*DATA TO USE:*

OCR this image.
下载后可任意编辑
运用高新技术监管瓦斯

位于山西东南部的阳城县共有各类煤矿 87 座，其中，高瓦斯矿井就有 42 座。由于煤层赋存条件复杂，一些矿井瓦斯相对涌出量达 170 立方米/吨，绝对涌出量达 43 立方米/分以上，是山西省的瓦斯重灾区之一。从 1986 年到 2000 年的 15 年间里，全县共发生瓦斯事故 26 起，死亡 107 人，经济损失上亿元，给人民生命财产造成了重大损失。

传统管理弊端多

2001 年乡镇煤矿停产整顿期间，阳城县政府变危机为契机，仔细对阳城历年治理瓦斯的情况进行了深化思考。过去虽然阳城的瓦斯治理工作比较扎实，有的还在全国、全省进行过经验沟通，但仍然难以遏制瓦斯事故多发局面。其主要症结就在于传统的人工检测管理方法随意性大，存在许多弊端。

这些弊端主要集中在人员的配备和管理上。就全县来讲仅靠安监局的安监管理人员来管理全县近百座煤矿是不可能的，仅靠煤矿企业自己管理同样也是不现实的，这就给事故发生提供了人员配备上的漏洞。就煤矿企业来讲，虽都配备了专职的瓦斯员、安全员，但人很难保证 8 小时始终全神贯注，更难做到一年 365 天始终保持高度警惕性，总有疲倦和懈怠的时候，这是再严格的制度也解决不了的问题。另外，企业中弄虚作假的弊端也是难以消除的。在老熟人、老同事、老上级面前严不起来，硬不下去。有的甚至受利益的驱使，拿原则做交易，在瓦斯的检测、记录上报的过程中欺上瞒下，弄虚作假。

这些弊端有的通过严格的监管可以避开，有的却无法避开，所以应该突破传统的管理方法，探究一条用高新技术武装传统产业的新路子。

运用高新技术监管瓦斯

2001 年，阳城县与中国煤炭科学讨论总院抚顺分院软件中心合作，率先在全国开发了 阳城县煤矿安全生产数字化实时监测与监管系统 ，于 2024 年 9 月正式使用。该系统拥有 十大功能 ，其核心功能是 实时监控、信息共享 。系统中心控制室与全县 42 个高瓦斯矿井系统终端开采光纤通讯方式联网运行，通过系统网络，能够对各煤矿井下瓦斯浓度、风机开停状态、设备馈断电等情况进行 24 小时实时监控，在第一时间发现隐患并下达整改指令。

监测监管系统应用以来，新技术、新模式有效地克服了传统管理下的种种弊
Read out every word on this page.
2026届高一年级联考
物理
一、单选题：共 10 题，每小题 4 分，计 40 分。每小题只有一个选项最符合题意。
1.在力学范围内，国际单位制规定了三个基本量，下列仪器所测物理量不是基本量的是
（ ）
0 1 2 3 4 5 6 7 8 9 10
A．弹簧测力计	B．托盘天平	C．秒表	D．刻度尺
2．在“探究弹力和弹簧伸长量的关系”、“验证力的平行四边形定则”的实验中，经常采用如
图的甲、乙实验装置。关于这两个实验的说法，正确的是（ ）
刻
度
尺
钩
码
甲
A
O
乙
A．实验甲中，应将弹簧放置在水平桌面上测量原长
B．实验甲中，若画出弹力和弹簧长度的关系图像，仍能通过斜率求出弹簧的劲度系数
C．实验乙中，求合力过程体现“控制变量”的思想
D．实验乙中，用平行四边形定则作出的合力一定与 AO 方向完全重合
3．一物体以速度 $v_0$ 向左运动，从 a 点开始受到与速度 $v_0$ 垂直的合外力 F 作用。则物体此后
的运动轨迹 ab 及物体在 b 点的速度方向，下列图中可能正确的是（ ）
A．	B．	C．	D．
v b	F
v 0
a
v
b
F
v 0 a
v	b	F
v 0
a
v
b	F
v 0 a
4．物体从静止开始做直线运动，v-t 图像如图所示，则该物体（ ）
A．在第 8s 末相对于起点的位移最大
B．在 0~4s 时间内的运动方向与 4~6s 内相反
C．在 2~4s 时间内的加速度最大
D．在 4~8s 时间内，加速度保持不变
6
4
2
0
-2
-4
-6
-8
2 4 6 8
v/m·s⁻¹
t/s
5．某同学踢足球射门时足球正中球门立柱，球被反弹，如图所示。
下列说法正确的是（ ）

*YOUR OBJECTIVE:* Quote, without any change, each line from the one that contains "Read out every word on this page." through the end of the material.

*TASK RESULT:*
Read out every word on this page.
2026届高一年级联考
物理
一、单选题：共 10 题，每小题 4 分，计 40 分。每小题只有一个选项最符合题意。
1.在力学范围内，国际单位制规定了三个基本量，下列仪器所测物理量不是基本量的是
（ ）
0 1 2 3 4 5 6 7 8 9 10
A．弹簧测力计	B．托盘天平	C．秒表	D．刻度尺
2．在“探究弹力和弹簧伸长量的关系”、“验证力的平行四边形定则”的实验中，经常采用如
图的甲、乙实验装置。关于这两个实验的说法，正确的是（ ）
刻
度
尺
钩
码
甲
A
O
乙
A．实验甲中，应将弹簧放置在水平桌面上测量原长
B．实验甲中，若画出弹力和弹簧长度的关系图像，仍能通过斜率求出弹簧的劲度系数
C．实验乙中，求合力过程体现“控制变量”的思想
D．实验乙中，用平行四边形定则作出的合力一定与 AO 方向完全重合
3．一物体以速度 $v_0$ 向左运动，从 a 点开始受到与速度 $v_0$ 垂直的合外力 F 作用。则物体此后
的运动轨迹 ab 及物体在 b 点的速度方向，下列图中可能正确的是（ ）
A．	B．	C．	D．
v b	F
v 0
a
v
b
F
v 0 a
v	b	F
v 0
a
v
b	F
v 0 a
4．物体从静止开始做直线运动，v-t 图像如图所示，则该物体（ ）
A．在第 8s 末相对于起点的位移最大
B．在 0~4s 时间内的运动方向与 4~6s 内相反
C．在 2~4s 时间内的加速度最大
D．在 4~8s 时间内，加速度保持不变
6
4
2
0
-2
-4
-6
-8
2 4 6 8
v/m·s⁻¹
t/s
5．某同学踢足球射门时足球正中球门立柱，球被反弹，如图所示。
下列说法正确的是（ ）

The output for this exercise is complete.